-- Supplied records start --
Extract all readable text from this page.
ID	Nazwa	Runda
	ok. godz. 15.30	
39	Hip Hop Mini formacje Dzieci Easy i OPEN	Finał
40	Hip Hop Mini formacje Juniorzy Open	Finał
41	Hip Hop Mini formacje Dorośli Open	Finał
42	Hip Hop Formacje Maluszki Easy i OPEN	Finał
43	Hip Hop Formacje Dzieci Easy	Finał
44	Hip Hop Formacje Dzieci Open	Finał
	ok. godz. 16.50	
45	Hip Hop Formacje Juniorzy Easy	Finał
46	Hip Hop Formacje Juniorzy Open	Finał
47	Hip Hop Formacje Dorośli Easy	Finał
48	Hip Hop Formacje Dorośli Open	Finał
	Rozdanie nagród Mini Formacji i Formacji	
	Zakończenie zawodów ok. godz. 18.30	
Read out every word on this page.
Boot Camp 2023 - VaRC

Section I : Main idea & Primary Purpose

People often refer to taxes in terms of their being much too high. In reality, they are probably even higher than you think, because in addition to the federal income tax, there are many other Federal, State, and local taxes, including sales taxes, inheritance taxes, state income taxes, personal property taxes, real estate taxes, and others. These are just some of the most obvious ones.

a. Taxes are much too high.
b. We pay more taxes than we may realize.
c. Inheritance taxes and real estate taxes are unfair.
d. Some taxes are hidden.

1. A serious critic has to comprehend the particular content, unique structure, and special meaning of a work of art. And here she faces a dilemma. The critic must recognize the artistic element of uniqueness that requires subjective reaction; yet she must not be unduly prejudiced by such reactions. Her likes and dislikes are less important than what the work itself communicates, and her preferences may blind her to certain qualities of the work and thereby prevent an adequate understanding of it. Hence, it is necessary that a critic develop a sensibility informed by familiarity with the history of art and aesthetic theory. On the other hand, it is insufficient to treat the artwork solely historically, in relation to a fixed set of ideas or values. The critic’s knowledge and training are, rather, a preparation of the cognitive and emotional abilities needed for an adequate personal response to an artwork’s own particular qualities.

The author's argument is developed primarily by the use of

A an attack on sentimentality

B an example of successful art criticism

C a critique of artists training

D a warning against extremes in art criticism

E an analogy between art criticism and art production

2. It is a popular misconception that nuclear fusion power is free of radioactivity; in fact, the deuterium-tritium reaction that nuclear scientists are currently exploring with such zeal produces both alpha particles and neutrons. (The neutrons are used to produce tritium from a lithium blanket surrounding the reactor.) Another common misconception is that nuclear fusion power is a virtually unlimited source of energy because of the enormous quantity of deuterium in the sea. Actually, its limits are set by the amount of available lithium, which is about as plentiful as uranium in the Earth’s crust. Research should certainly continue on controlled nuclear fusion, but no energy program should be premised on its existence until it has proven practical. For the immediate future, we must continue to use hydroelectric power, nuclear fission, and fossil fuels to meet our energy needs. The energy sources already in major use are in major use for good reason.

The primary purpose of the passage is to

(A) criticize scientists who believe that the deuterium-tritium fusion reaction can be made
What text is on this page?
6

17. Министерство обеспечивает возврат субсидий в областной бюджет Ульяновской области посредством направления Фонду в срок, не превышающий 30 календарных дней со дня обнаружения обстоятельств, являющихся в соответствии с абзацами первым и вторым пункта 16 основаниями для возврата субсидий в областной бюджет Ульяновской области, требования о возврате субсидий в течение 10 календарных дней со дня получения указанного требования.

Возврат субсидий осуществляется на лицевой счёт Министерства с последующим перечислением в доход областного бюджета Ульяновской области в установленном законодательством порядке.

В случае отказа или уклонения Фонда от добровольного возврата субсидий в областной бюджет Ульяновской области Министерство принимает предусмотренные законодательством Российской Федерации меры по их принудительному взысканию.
-- Supplied records end --
Copy out the data shown above without altering anything.

Extract all readable text from this page.
ID	Nazwa	Runda
	ok. godz. 15.30	
39	Hip Hop Mini formacje Dzieci Easy i OPEN	Finał
40	Hip Hop Mini formacje Juniorzy Open	Finał
41	Hip Hop Mini formacje Dorośli Open	Finał
42	Hip Hop Formacje Maluszki Easy i OPEN	Finał
43	Hip Hop Formacje Dzieci Easy	Finał
44	Hip Hop Formacje Dzieci Open	Finał
	ok. godz. 16.50	
45	Hip Hop Formacje Juniorzy Easy	Finał
46	Hip Hop Formacje Juniorzy Open	Finał
47	Hip Hop Formacje Dorośli Easy	Finał
48	Hip Hop Formacje Dorośli Open	Finał
	Rozdanie nagród Mini Formacji i Formacji	
	Zakończenie zawodów ok. godz. 18.30	
Read out every word on this page.
Boot Camp 2023 - VaRC

Section I : Main idea & Primary Purpose

People often refer to taxes in terms of their being much too high. In reality, they are probably even higher than you think, because in addition to the federal income tax, there are many other Federal, State, and local taxes, including sales taxes, inheritance taxes, state income taxes, personal property taxes, real estate taxes, and others. These are just some of the most obvious ones.

a. Taxes are much too high.
b. We pay more taxes than we may realize.
c. Inheritance taxes and real estate taxes are unfair.
d. Some taxes are hidden.

1. A serious critic has to comprehend the particular content, unique structure, and special meaning of a work of art. And here she faces a dilemma. The critic must recognize the artistic element of uniqueness that requires subjective reaction; yet she must not be unduly prejudiced by such reactions. Her likes and dislikes are less important than what the work itself communicates, and her preferences may blind her to certain qualities of the work and thereby prevent an adequate understanding of it. Hence, it is necessary that a critic develop a sensibility informed by familiarity with the history of art and aesthetic theory. On the other hand, it is insufficient to treat the artwork solely historically, in relation to a fixed set of ideas or values. The critic’s knowledge and training are, rather, a preparation of the cognitive and emotional abilities needed for an adequate personal response to an artwork’s own particular qualities.

The author's argument is developed primarily by the use of

A an attack on sentimentality

B an example of successful art criticism

C a critique of artists training

D a warning against extremes in art criticism

E an analogy between art criticism and art production

2. It is a popular misconception that nuclear fusion power is free of radioactivity; in fact, the deuterium-tritium reaction that nuclear scientists are currently exploring with such zeal produces both alpha particles and neutrons. (The neutrons are used to produce tritium from a lithium blanket surrounding the reactor.) Another common misconception is that nuclear fusion power is a virtually unlimited source of energy because of the enormous quantity of deuterium in the sea. Actually, its limits are set by the amount of available lithium, which is about as plentiful as uranium in the Earth’s crust. Research should certainly continue on controlled nuclear fusion, but no energy program should be premised on its existence until it has proven practical. For the immediate future, we must continue to use hydroelectric power, nuclear fission, and fossil fuels to meet our energy needs. The energy sources already in major use are in major use for good reason.

The primary purpose of the passage is to

(A) criticize scientists who believe that the deuterium-tritium fusion reaction can be made
What text is on this page?
6

17. Министерство обеспечивает возврат субсидий в областной бюджет Ульяновской области посредством направления Фонду в срок, не превышающий 30 календарных дней со дня обнаружения обстоятельств, являющихся в соответствии с абзацами первым и вторым пункта 16 основаниями для возврата субсидий в областной бюджет Ульяновской области, требования о возврате субсидий в течение 10 календарных дней со дня получения указанного требования.

Возврат субсидий осуществляется на лицевой счёт Министерства с последующим перечислением в доход областного бюджета Ульяновской области в установленном законодательством порядке.

В случае отказа или уклонения Фонда от добровольного возврата субсидий в областной бюджет Ульяновской области Министерство принимает предусмотренные законодательством Российской Федерации меры по их принудительному взысканию.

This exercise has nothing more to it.